(Given records):
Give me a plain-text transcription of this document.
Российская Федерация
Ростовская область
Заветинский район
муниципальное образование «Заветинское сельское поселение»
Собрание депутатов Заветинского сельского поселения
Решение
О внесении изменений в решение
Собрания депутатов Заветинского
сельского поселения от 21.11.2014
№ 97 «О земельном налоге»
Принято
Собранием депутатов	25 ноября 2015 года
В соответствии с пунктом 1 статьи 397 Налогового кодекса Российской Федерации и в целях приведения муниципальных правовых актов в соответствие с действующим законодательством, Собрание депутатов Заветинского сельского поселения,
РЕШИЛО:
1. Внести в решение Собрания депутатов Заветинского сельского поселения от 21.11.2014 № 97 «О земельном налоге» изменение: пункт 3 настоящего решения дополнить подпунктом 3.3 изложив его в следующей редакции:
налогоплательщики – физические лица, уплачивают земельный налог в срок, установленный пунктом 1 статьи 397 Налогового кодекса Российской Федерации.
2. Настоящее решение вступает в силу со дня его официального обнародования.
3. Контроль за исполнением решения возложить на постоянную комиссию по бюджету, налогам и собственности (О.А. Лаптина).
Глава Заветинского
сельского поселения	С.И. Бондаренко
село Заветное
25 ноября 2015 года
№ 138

(What the task requires): Please output every record, keeping each line exact.

(Finished exercise):
Give me a plain-text transcription of this document.
Российская Федерация
Ростовская область
Заветинский район
муниципальное образование «Заветинское сельское поселение»
Собрание депутатов Заветинского сельского поселения
Решение
О внесении изменений в решение
Собрания депутатов Заветинского
сельского поселения от 21.11.2014
№ 97 «О земельном налоге»
Принято
Собранием депутатов	25 ноября 2015 года
В соответствии с пунктом 1 статьи 397 Налогового кодекса Российской Федерации и в целях приведения муниципальных правовых актов в соответствие с действующим законодательством, Собрание депутатов Заветинского сельского поселения,
РЕШИЛО:
1. Внести в решение Собрания депутатов Заветинского сельского поселения от 21.11.2014 № 97 «О земельном налоге» изменение: пункт 3 настоящего решения дополнить подпунктом 3.3 изложив его в следующей редакции:
налогоплательщики – физические лица, уплачивают земельный налог в срок, установленный пунктом 1 статьи 397 Налогового кодекса Российской Федерации.
2. Настоящее решение вступает в силу со дня его официального обнародования.
3. Контроль за исполнением решения возложить на постоянную комиссию по бюджету, налогам и собственности (О.А. Лаптина).
Глава Заветинского
сельского поселения	С.И. Бондаренко
село Заветное
25 ноября 2015 года
№ 138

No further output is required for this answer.